## Start RECORDS TO USE
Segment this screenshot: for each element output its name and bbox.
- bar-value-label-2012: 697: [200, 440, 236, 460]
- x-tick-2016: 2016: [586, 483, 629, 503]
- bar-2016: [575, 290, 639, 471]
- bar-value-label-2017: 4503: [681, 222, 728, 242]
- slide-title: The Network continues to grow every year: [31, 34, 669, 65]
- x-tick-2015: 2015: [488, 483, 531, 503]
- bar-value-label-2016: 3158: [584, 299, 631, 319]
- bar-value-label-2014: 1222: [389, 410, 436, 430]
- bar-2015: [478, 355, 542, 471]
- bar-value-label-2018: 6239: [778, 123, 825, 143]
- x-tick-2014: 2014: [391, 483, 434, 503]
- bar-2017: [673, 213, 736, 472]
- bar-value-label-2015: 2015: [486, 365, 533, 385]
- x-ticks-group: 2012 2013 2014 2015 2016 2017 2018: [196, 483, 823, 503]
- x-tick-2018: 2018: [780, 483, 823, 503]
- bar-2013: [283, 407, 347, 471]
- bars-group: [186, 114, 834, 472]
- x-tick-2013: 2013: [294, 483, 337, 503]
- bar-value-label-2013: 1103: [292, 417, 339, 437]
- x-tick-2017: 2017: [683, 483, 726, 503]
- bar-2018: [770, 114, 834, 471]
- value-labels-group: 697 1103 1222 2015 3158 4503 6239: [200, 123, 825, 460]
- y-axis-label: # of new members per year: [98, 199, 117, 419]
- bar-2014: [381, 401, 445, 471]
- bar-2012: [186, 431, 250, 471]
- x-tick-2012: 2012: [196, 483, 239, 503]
## End RECORDS TO USE
THE REQUEST: Copy out every line of the records above word for word, with nothing changed.

FULL OUTPUT:
Segment this screenshot: for each element output its name and bbox.
- bar-value-label-2012: 697: [200, 440, 236, 460]
- x-tick-2016: 2016: [586, 483, 629, 503]
- bar-2016: [575, 290, 639, 471]
- bar-value-label-2017: 4503: [681, 222, 728, 242]
- slide-title: The Network continues to grow every year: [31, 34, 669, 65]
- x-tick-2015: 2015: [488, 483, 531, 503]
- bar-value-label-2016: 3158: [584, 299, 631, 319]
- bar-value-label-2014: 1222: [389, 410, 436, 430]
- bar-2015: [478, 355, 542, 471]
- bar-value-label-2018: 6239: [778, 123, 825, 143]
- x-tick-2014: 2014: [391, 483, 434, 503]
- bar-2017: [673, 213, 736, 472]
- bar-value-label-2015: 2015: [486, 365, 533, 385]
- x-ticks-group: 2012 2013 2014 2015 2016 2017 2018: [196, 483, 823, 503]
- x-tick-2018: 2018: [780, 483, 823, 503]
- bar-2013: [283, 407, 347, 471]
- bars-group: [186, 114, 834, 472]
- x-tick-2013: 2013: [294, 483, 337, 503]
- bar-value-label-2013: 1103: [292, 417, 339, 437]
- x-tick-2017: 2017: [683, 483, 726, 503]
- bar-2018: [770, 114, 834, 471]
- value-labels-group: 697 1103 1222 2015 3158 4503 6239: [200, 123, 825, 460]
- y-axis-label: # of new members per year: [98, 199, 117, 419]
- bar-2014: [381, 401, 445, 471]
- bar-2012: [186, 431, 250, 471]
- x-tick-2012: 2012: [196, 483, 239, 503]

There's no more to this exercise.